>> begin

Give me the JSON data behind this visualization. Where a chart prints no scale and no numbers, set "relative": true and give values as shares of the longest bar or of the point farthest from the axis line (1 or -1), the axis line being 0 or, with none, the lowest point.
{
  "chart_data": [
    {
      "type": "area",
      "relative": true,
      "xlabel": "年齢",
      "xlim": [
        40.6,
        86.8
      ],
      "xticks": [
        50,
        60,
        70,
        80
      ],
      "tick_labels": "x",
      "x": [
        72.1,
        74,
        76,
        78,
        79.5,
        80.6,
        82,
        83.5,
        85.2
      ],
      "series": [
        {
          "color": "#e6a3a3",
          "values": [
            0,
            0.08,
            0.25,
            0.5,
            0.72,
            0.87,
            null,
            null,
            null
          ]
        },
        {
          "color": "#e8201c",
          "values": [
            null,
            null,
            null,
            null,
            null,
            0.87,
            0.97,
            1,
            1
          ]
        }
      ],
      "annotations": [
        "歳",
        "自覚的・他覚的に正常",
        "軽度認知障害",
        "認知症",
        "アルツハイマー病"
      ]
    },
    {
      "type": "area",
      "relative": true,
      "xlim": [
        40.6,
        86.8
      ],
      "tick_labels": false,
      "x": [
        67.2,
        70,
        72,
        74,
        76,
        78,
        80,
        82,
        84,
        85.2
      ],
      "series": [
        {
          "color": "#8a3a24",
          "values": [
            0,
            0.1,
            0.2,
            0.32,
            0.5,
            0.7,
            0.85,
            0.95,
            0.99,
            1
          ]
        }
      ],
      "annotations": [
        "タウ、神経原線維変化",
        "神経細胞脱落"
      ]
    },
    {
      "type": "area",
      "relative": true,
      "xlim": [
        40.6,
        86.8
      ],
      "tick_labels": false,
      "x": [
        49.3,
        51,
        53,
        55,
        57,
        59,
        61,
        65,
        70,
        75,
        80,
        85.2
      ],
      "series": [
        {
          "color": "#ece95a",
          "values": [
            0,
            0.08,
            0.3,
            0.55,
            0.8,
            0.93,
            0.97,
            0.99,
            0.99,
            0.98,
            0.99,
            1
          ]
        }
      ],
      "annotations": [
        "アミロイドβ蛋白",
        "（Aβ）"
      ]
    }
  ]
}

>> end

## [Stated goal]
Lines that hold the word "color" are the ones to return, every one of them.

## [Full response]
          "color": "#e6a3a3",
          "color": "#e8201c",
          "color": "#8a3a24",
          "color": "#ece95a",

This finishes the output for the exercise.